Aim of the exercise
Images excluded, repeat each entry below exactly.

====

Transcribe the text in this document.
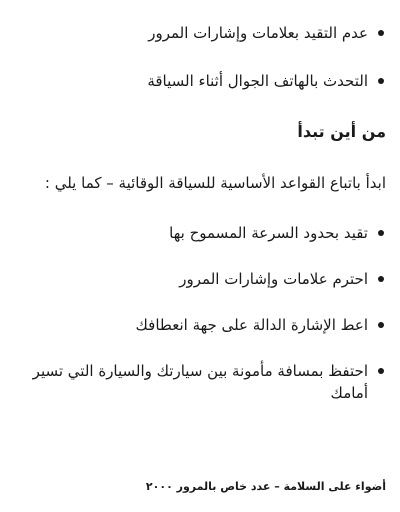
عدم التقيد بعلامات وإشارات المرور
التحدث بالهاتف الجوال أثناء السياقة
من أين تبدأ

ابدأ باتباع القواعد الأساسية للسياقة الوقائية – كما يلي :

تقيد بحدود السرعة المسموح بها
احترم علامات وإشارات المرور
اعط الإشارة الدالة على جهة انعطافك
احتفظ بمسافة مأمونة بين سيارتك والسيارة التي تسير أمامك

أضواء على السلامة – عدد خاص بالمرور ٢٠٠٠
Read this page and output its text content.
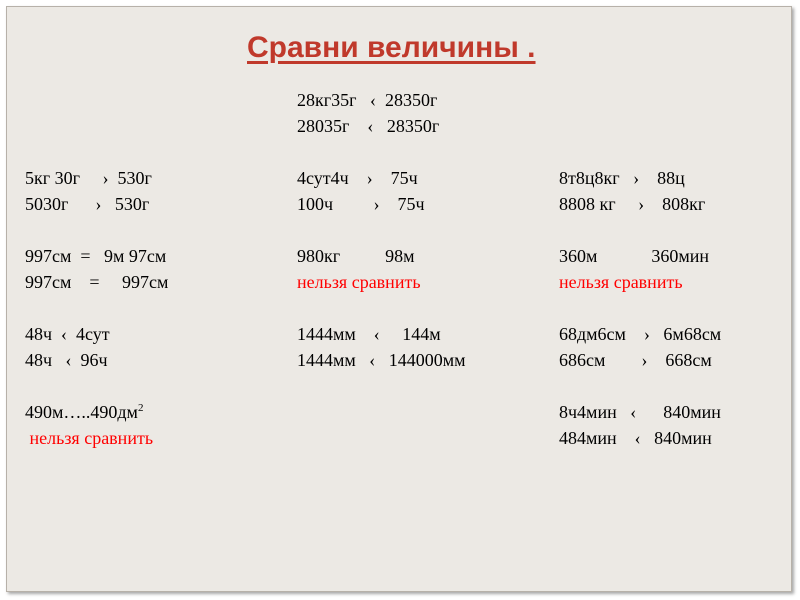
Сравни величины .
5кг 30г     ›  530г
5030г      ›   530г
997см  =   9м 97см
997см    =     997см
48ч  ‹  4сут
48ч   ‹  96ч
$490м\dots..490дм^2$
нельзя сравнить
28кг35г   ‹  28350г
28035г    ‹   28350г
4сут4ч    ›    75ч
100ч         ›    75ч
980кг          98м
нельзя сравнить
1444мм    ‹     144м
1444мм   ‹   144000мм
8т8ц8кг   ›    88ц
8808 кг     ›    808кг
360м            360мин
нельзя сравнить
68дм6см    ›   6м68см
686см        ›    668см
8ч4мин   ‹      840мин
484мин    ‹   840мин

====

Response to the exercise
Transcribe the text in this document.
عدم التقيد بعلامات وإشارات المرور
التحدث بالهاتف الجوال أثناء السياقة
من أين تبدأ

ابدأ باتباع القواعد الأساسية للسياقة الوقائية – كما يلي :

تقيد بحدود السرعة المسموح بها
احترم علامات وإشارات المرور
اعط الإشارة الدالة على جهة انعطافك
احتفظ بمسافة مأمونة بين سيارتك والسيارة التي تسير أمامك

أضواء على السلامة – عدد خاص بالمرور ٢٠٠٠
Read this page and output its text content.
Сравни величины .
5кг 30г     ›  530г
5030г      ›   530г
997см  =   9м 97см
997см    =     997см
48ч  ‹  4сут
48ч   ‹  96ч
$490м\dots..490дм^2$
нельзя сравнить
28кг35г   ‹  28350г
28035г    ‹   28350г
4сут4ч    ›    75ч
100ч         ›    75ч
980кг          98м
нельзя сравнить
1444мм    ‹     144м
1444мм   ‹   144000мм
8т8ц8кг   ›    88ц
8808 кг     ›    808кг
360м            360мин
нельзя сравнить
68дм6см    ›   6м68см
686см        ›    668см
8ч4мин   ‹      840мин
484мин    ‹   840мин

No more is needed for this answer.